### [Job]
Set down all of the entries word for word, omitting the images they contain.
---------- Recorded data
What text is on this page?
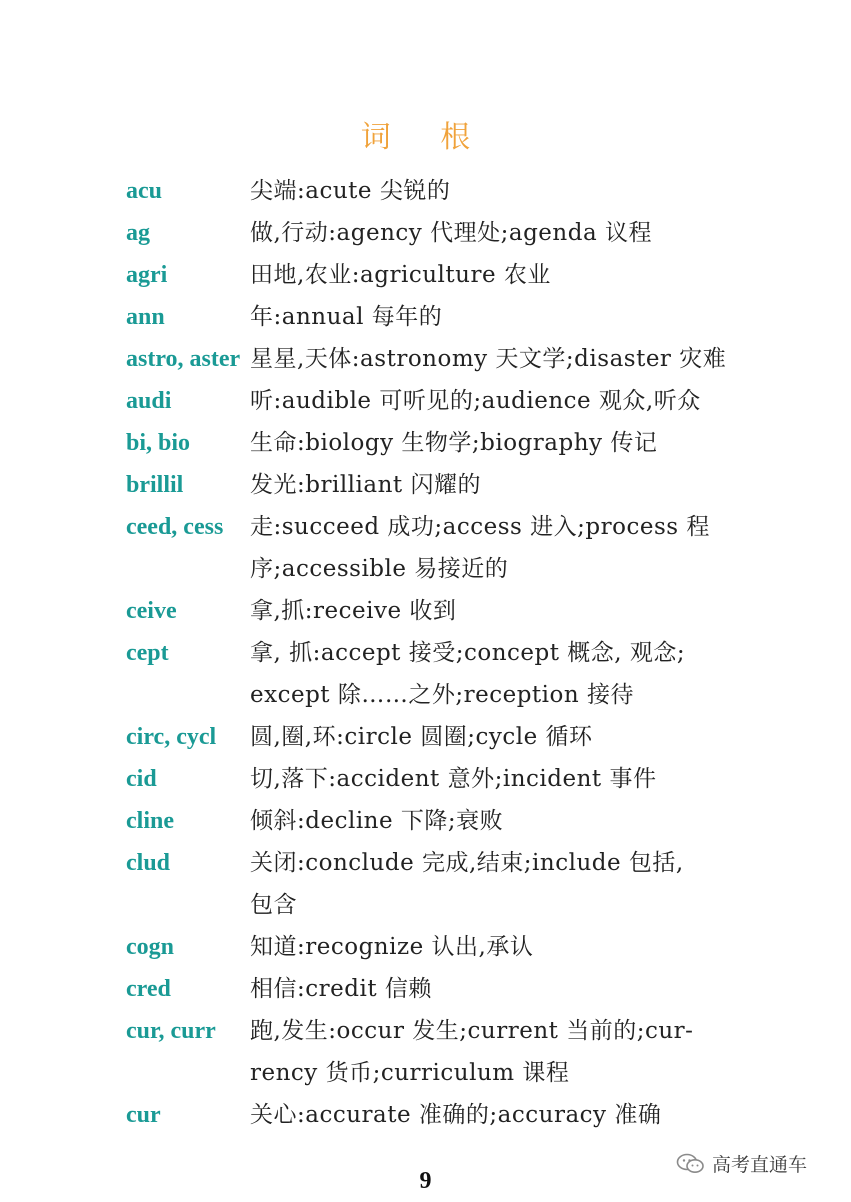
词 根
acu	尖端:acute 尖锐的
ag	做,行动:agency 代理处;agenda 议程
agri	田地,农业:agriculture 农业
ann	年:annual 每年的
astro, aster 星星,天体:astronomy 天文学;disaster 灾难
audi	听:audible 可听见的;audience 观众,听众
bi, bio	生命:biology 生物学;biography 传记
brillil	发光:brilliant 闪耀的
ceed, cess	走:succeed 成功;access 进入;process 程
序;accessible 易接近的
ceive	拿,抓:receive 收到
cept	拿, 抓:accept 接受;concept 概念, 观念;
except 除……之外;reception 接待
circ, cycl	圆,圈,环:circle 圆圈;cycle 循环
cid	切,落下:accident 意外;incident 事件
cline	倾斜:decline 下降;衰败
clud	关闭:conclude 完成,结束;include 包括,
包含
cogn	知道:recognize 认出,承认
cred	相信:credit 信赖
cur, curr	跑,发生:occur 发生;current 当前的;cur-
rency 货币;curriculum 课程
cur	关心:accurate 准确的;accuracy 准确
9
高考直通车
--------------------
### [Complete response]
What text is on this page?
词 根
acu	尖端:acute 尖锐的
ag	做,行动:agency 代理处;agenda 议程
agri	田地,农业:agriculture 农业
ann	年:annual 每年的
astro, aster 星星,天体:astronomy 天文学;disaster 灾难
audi	听:audible 可听见的;audience 观众,听众
bi, bio	生命:biology 生物学;biography 传记
brillil	发光:brilliant 闪耀的
ceed, cess	走:succeed 成功;access 进入;process 程
序;accessible 易接近的
ceive	拿,抓:receive 收到
cept	拿, 抓:accept 接受;concept 概念, 观念;
except 除……之外;reception 接待
circ, cycl	圆,圈,环:circle 圆圈;cycle 循环
cid	切,落下:accident 意外;incident 事件
cline	倾斜:decline 下降;衰败
clud	关闭:conclude 完成,结束;include 包括,
包含
cogn	知道:recognize 认出,承认
cred	相信:credit 信赖
cur, curr	跑,发生:occur 发生;current 当前的;cur-
rency 货币;curriculum 课程
cur	关心:accurate 准确的;accuracy 准确
9
高考直通车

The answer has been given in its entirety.